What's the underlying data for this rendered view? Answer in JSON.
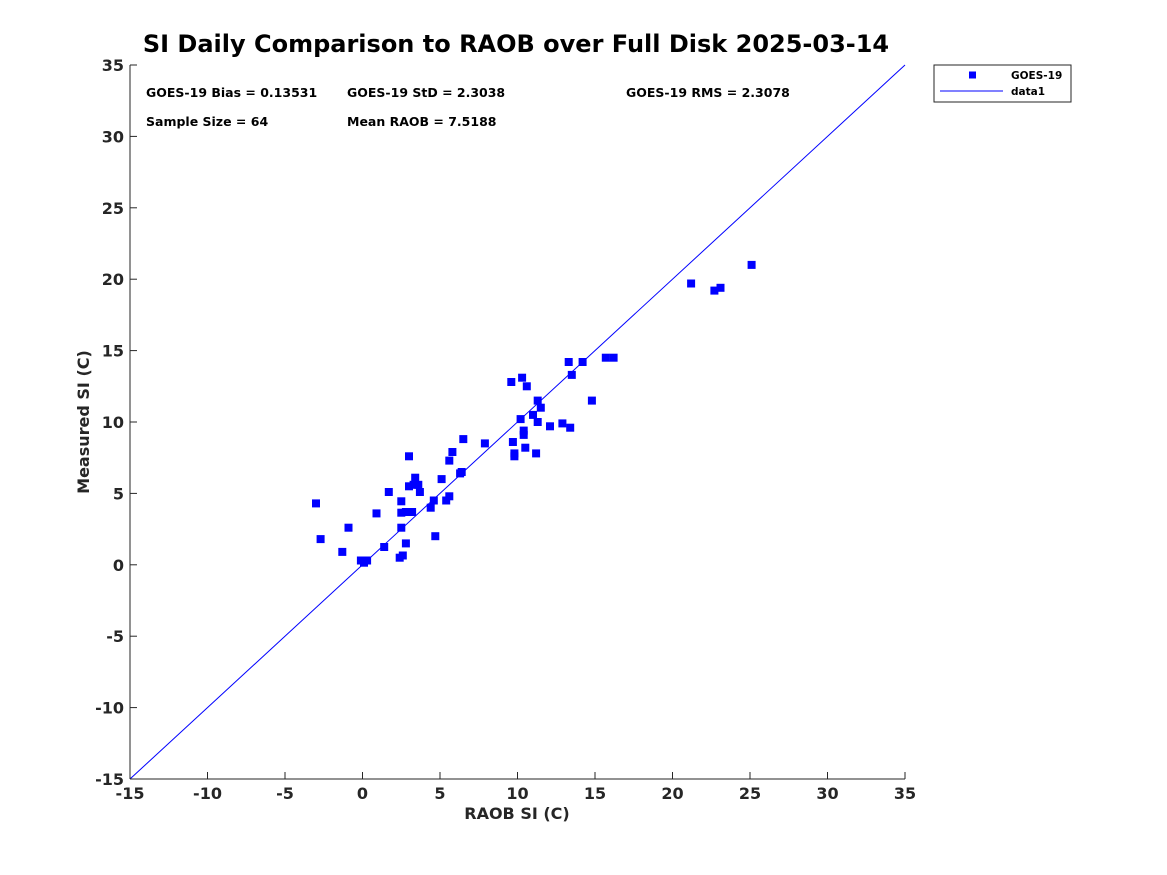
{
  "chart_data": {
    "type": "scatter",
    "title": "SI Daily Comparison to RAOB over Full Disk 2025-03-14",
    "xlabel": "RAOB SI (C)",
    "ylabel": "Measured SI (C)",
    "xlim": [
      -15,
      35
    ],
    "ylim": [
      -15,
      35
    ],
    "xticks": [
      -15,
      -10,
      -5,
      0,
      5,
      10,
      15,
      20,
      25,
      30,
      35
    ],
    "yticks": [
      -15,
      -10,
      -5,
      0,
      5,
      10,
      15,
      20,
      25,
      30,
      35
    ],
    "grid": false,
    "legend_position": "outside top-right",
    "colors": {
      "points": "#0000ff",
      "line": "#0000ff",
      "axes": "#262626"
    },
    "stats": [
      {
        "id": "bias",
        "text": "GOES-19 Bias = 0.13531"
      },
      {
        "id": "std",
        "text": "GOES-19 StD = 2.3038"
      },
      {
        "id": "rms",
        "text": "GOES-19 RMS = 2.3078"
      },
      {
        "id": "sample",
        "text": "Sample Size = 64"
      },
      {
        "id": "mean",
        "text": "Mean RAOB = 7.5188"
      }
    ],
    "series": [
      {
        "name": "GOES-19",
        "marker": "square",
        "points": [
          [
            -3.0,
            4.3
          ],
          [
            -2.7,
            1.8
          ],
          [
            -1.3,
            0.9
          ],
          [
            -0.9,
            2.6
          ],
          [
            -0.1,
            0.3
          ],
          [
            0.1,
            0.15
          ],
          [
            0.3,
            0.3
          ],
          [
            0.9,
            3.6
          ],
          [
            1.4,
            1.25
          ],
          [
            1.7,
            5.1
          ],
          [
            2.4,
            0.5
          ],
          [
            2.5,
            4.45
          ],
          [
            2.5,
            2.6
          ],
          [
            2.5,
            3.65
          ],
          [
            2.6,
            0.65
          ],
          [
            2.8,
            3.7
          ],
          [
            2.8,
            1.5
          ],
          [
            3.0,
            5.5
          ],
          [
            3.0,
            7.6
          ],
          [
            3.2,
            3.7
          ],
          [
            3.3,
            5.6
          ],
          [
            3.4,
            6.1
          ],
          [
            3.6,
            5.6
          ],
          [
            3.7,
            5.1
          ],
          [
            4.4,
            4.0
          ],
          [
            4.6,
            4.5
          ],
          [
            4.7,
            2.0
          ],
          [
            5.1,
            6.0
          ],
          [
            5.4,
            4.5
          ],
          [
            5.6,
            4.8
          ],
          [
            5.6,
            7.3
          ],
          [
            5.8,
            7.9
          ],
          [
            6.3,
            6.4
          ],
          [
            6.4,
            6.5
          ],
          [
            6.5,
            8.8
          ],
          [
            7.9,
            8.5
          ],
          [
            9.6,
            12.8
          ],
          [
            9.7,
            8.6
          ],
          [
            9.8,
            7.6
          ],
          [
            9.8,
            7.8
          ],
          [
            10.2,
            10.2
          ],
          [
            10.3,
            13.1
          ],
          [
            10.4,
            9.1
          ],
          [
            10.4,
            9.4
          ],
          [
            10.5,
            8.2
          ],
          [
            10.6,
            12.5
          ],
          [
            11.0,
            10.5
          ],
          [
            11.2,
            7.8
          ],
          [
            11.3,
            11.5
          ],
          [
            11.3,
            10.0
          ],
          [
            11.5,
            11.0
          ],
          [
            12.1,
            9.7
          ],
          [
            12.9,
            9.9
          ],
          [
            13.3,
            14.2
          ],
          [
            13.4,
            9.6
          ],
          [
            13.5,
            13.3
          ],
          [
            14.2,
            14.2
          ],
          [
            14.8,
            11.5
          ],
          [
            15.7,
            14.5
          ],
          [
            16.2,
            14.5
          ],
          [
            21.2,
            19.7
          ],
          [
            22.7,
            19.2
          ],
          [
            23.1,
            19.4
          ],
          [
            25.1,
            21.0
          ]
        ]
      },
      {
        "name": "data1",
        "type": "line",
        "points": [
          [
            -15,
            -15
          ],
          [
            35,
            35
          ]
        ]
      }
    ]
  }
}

################

# Exercise
From the material above, copy each line that includes the word "RAOB".

# Output
    "title": "SI Daily Comparison to RAOB over Full Disk 2025-03-14",
    "xlabel": "RAOB SI (C)",
        "text": "Mean RAOB = 7.5188"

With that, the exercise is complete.